Please retype the data in full and exactly; the pictures are not part of the copy.

--- begin Exercise input ---

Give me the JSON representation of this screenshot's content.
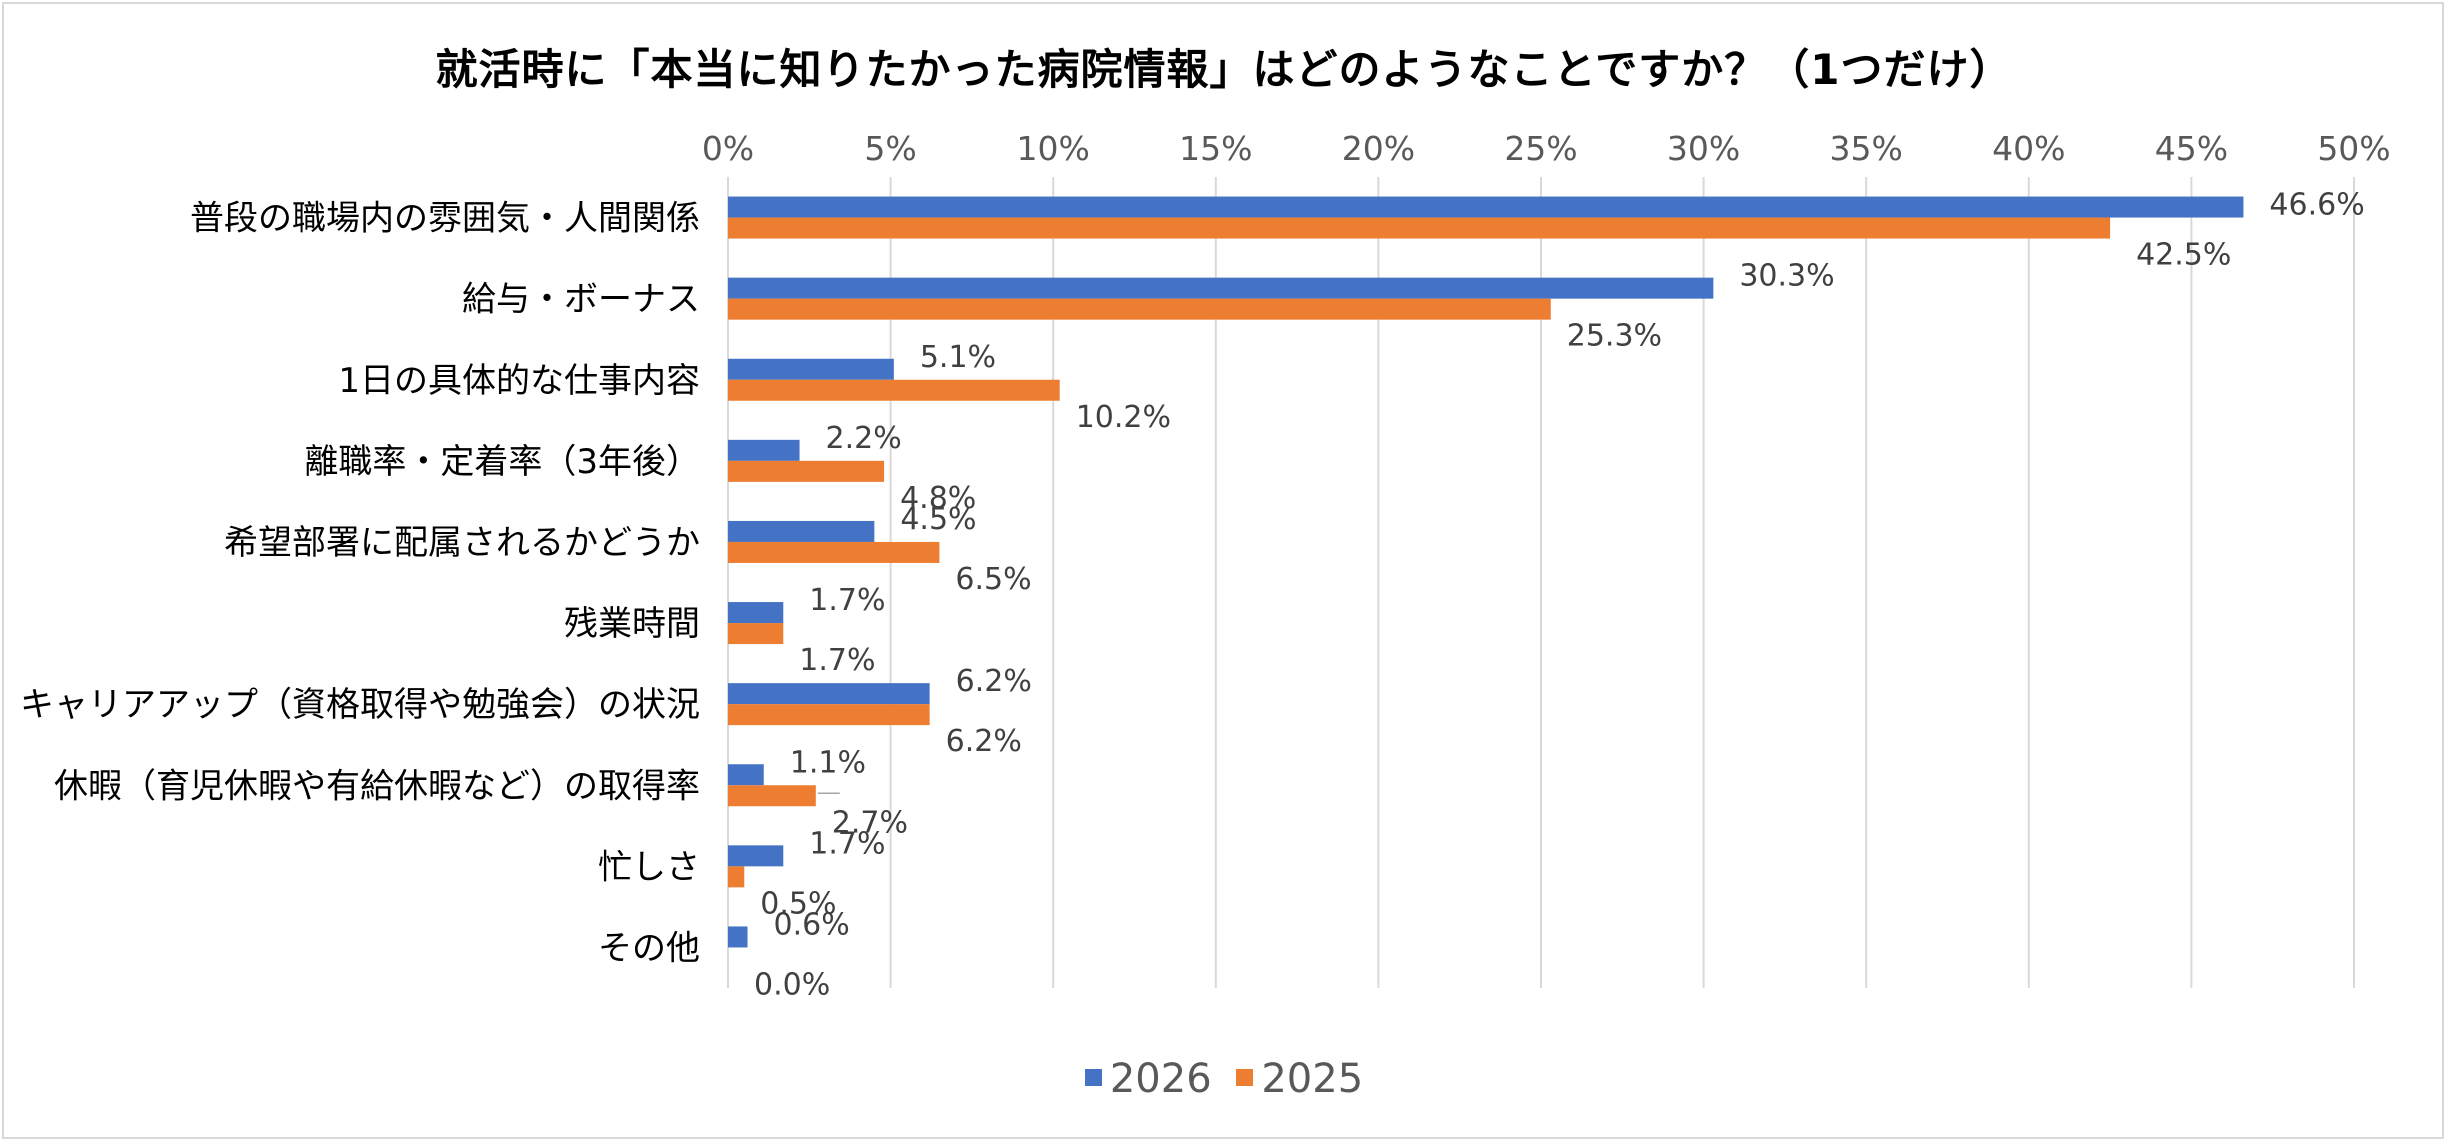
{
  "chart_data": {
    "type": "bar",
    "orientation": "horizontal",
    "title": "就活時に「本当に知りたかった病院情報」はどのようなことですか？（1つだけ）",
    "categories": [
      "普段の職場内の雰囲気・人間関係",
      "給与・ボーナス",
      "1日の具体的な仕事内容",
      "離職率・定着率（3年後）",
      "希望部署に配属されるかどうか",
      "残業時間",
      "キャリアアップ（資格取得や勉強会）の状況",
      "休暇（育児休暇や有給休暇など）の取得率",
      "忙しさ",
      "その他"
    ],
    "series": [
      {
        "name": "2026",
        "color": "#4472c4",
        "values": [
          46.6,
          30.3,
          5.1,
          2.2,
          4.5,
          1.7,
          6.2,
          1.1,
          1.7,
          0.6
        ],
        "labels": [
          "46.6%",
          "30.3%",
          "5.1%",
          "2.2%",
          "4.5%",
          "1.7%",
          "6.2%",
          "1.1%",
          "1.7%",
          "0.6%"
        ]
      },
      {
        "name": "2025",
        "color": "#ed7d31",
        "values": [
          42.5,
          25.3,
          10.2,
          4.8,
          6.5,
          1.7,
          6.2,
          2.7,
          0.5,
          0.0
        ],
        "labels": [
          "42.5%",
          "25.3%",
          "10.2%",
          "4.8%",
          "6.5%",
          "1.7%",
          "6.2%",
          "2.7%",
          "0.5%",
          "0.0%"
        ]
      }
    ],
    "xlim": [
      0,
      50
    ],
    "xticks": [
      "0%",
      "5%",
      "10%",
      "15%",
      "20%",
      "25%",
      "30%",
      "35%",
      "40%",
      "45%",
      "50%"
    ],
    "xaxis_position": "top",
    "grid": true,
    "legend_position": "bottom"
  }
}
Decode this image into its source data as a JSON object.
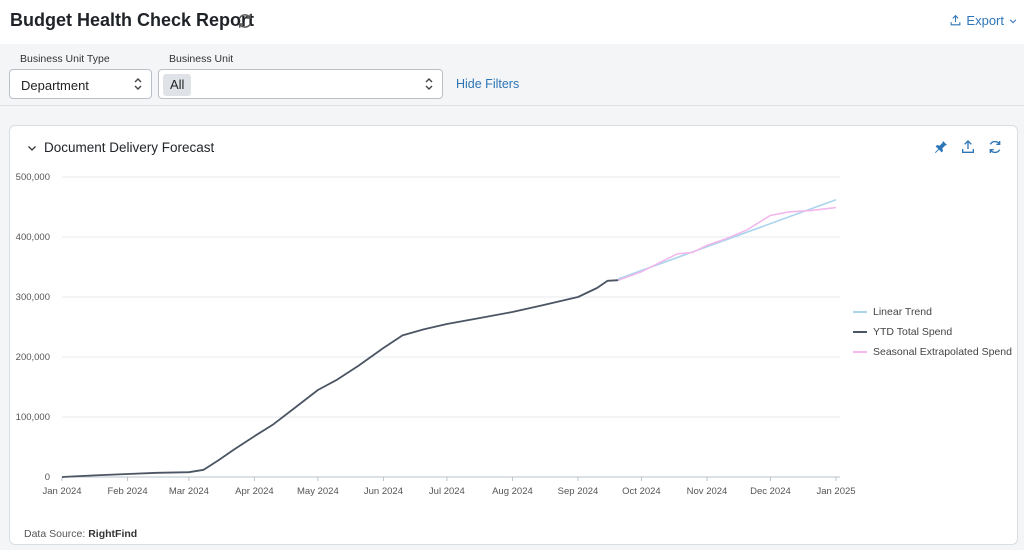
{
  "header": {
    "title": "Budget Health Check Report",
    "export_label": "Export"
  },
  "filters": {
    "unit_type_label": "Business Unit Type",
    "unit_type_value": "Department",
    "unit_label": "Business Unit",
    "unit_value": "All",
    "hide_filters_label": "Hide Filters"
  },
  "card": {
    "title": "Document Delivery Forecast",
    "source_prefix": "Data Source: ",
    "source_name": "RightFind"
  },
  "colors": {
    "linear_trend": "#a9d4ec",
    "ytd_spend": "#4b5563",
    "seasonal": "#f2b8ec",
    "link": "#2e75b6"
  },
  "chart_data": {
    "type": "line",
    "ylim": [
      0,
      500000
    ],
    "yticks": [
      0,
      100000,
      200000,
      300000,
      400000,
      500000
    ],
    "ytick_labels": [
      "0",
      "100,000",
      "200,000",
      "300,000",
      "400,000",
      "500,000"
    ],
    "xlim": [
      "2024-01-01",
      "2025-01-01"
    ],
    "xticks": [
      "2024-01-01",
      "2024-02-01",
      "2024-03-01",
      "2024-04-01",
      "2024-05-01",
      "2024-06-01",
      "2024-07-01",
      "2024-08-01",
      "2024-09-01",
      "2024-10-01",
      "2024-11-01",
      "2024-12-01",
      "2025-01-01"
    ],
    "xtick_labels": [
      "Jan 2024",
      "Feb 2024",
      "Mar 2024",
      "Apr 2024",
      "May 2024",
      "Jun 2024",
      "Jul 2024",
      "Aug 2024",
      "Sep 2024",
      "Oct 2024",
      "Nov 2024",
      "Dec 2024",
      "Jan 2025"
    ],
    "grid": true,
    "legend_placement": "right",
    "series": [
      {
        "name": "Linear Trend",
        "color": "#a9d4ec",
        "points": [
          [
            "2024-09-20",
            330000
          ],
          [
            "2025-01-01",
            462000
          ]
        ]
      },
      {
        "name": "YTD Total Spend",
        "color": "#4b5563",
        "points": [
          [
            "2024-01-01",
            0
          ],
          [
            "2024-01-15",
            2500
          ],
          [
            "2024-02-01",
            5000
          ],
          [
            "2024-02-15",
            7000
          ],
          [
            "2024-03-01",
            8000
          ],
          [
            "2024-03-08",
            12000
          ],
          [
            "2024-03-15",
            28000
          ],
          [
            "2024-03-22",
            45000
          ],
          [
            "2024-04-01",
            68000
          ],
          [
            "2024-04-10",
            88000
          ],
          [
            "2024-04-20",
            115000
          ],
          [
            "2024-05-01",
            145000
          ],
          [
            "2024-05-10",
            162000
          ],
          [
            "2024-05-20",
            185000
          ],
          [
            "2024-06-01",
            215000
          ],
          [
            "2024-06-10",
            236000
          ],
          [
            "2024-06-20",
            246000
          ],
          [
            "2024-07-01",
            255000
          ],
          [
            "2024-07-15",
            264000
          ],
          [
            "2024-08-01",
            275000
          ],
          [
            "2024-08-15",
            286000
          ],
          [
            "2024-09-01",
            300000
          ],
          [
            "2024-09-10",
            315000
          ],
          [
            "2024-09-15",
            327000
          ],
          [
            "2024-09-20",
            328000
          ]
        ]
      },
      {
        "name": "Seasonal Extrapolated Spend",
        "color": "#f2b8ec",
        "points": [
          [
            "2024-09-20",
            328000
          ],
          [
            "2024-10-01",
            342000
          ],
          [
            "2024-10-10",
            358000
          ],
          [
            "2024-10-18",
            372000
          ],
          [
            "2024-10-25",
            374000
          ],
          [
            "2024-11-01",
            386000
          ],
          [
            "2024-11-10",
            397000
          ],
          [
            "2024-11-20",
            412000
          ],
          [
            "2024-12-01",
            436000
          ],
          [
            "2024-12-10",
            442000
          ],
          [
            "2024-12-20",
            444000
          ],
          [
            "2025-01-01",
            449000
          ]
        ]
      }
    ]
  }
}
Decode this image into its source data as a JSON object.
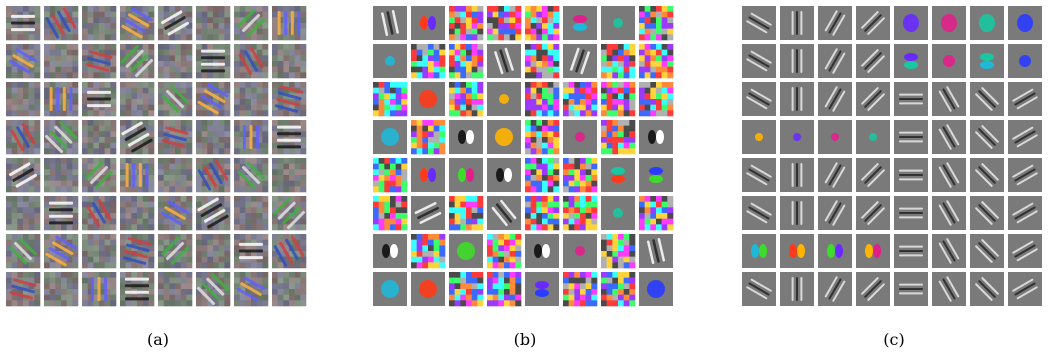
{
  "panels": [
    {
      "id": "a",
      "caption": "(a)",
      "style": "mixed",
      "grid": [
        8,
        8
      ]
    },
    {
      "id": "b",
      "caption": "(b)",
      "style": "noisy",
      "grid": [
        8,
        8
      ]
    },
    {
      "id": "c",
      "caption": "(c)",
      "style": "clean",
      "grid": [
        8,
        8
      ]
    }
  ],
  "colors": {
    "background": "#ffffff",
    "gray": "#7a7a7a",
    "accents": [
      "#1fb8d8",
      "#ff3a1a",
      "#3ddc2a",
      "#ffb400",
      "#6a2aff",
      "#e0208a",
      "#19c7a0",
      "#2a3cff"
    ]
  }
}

--- end Exercise input ---

• **Answer in full**:
Give me the JSON representation of this screenshot's content.
{
  "chart_data": {
    "type": "bar",
    "orientation": "horizontal",
    "title": "就活時に「本当に知りたかった病院情報」はどのようなことですか？（1つだけ）",
    "categories": [
      "普段の職場内の雰囲気・人間関係",
      "給与・ボーナス",
      "1日の具体的な仕事内容",
      "離職率・定着率（3年後）",
      "希望部署に配属されるかどうか",
      "残業時間",
      "キャリアアップ（資格取得や勉強会）の状況",
      "休暇（育児休暇や有給休暇など）の取得率",
      "忙しさ",
      "その他"
    ],
    "series": [
      {
        "name": "2026",
        "color": "#4472c4",
        "values": [
          46.6,
          30.3,
          5.1,
          2.2,
          4.5,
          1.7,
          6.2,
          1.1,
          1.7,
          0.6
        ],
        "labels": [
          "46.6%",
          "30.3%",
          "5.1%",
          "2.2%",
          "4.5%",
          "1.7%",
          "6.2%",
          "1.1%",
          "1.7%",
          "0.6%"
        ]
      },
      {
        "name": "2025",
        "color": "#ed7d31",
        "values": [
          42.5,
          25.3,
          10.2,
          4.8,
          6.5,
          1.7,
          6.2,
          2.7,
          0.5,
          0.0
        ],
        "labels": [
          "42.5%",
          "25.3%",
          "10.2%",
          "4.8%",
          "6.5%",
          "1.7%",
          "6.2%",
          "2.7%",
          "0.5%",
          "0.0%"
        ]
      }
    ],
    "xlim": [
      0,
      50
    ],
    "xticks": [
      "0%",
      "5%",
      "10%",
      "15%",
      "20%",
      "25%",
      "30%",
      "35%",
      "40%",
      "45%",
      "50%"
    ],
    "xaxis_position": "top",
    "grid": true,
    "legend_position": "bottom"
  }
}
Decode this image into its source data as a JSON object.
{
  "header": {
    "title": "Budget Health Check Report",
    "export_label": "Export"
  },
  "filters": {
    "unit_type_label": "Business Unit Type",
    "unit_type_value": "Department",
    "unit_label": "Business Unit",
    "unit_value": "All",
    "hide_filters_label": "Hide Filters"
  },
  "card": {
    "title": "Document Delivery Forecast",
    "source_prefix": "Data Source: ",
    "source_name": "RightFind"
  },
  "colors": {
    "linear_trend": "#a9d4ec",
    "ytd_spend": "#4b5563",
    "seasonal": "#f2b8ec",
    "link": "#2e75b6"
  },
  "chart_data": {
    "type": "line",
    "ylim": [
      0,
      500000
    ],
    "yticks": [
      0,
      100000,
      200000,
      300000,
      400000,
      500000
    ],
    "ytick_labels": [
      "0",
      "100,000",
      "200,000",
      "300,000",
      "400,000",
      "500,000"
    ],
    "xlim": [
      "2024-01-01",
      "2025-01-01"
    ],
    "xticks": [
      "2024-01-01",
      "2024-02-01",
      "2024-03-01",
      "2024-04-01",
      "2024-05-01",
      "2024-06-01",
      "2024-07-01",
      "2024-08-01",
      "2024-09-01",
      "2024-10-01",
      "2024-11-01",
      "2024-12-01",
      "2025-01-01"
    ],
    "xtick_labels": [
      "Jan 2024",
      "Feb 2024",
      "Mar 2024",
      "Apr 2024",
      "May 2024",
      "Jun 2024",
      "Jul 2024",
      "Aug 2024",
      "Sep 2024",
      "Oct 2024",
      "Nov 2024",
      "Dec 2024",
      "Jan 2025"
    ],
    "grid": true,
    "legend_placement": "right",
    "series": [
      {
        "name": "Linear Trend",
        "color": "#a9d4ec",
        "points": [
          [
            "2024-09-20",
            330000
          ],
          [
            "2025-01-01",
            462000
          ]
        ]
      },
      {
        "name": "YTD Total Spend",
        "color": "#4b5563",
        "points": [
          [
            "2024-01-01",
            0
          ],
          [
            "2024-01-15",
            2500
          ],
          [
            "2024-02-01",
            5000
          ],
          [
            "2024-02-15",
            7000
          ],
          [
            "2024-03-01",
            8000
          ],
          [
            "2024-03-08",
            12000
          ],
          [
            "2024-03-15",
            28000
          ],
          [
            "2024-03-22",
            45000
          ],
          [
            "2024-04-01",
            68000
          ],
          [
            "2024-04-10",
            88000
          ],
          [
            "2024-04-20",
            115000
          ],
          [
            "2024-05-01",
            145000
          ],
          [
            "2024-05-10",
            162000
          ],
          [
            "2024-05-20",
            185000
          ],
          [
            "2024-06-01",
            215000
          ],
          [
            "2024-06-10",
            236000
          ],
          [
            "2024-06-20",
            246000
          ],
          [
            "2024-07-01",
            255000
          ],
          [
            "2024-07-15",
            264000
          ],
          [
            "2024-08-01",
            275000
          ],
          [
            "2024-08-15",
            286000
          ],
          [
            "2024-09-01",
            300000
          ],
          [
            "2024-09-10",
            315000
          ],
          [
            "2024-09-15",
            327000
          ],
          [
            "2024-09-20",
            328000
          ]
        ]
      },
      {
        "name": "Seasonal Extrapolated Spend",
        "color": "#f2b8ec",
        "points": [
          [
            "2024-09-20",
            328000
          ],
          [
            "2024-10-01",
            342000
          ],
          [
            "2024-10-10",
            358000
          ],
          [
            "2024-10-18",
            372000
          ],
          [
            "2024-10-25",
            374000
          ],
          [
            "2024-11-01",
            386000
          ],
          [
            "2024-11-10",
            397000
          ],
          [
            "2024-11-20",
            412000
          ],
          [
            "2024-12-01",
            436000
          ],
          [
            "2024-12-10",
            442000
          ],
          [
            "2024-12-20",
            444000
          ],
          [
            "2025-01-01",
            449000
          ]
        ]
      }
    ]
  }
}
Decode this image into its source data as a JSON object.
{
  "panels": [
    {
      "id": "a",
      "caption": "(a)",
      "style": "mixed",
      "grid": [
        8,
        8
      ]
    },
    {
      "id": "b",
      "caption": "(b)",
      "style": "noisy",
      "grid": [
        8,
        8
      ]
    },
    {
      "id": "c",
      "caption": "(c)",
      "style": "clean",
      "grid": [
        8,
        8
      ]
    }
  ],
  "colors": {
    "background": "#ffffff",
    "gray": "#7a7a7a",
    "accents": [
      "#1fb8d8",
      "#ff3a1a",
      "#3ddc2a",
      "#ffb400",
      "#6a2aff",
      "#e0208a",
      "#19c7a0",
      "#2a3cff"
    ]
  }
}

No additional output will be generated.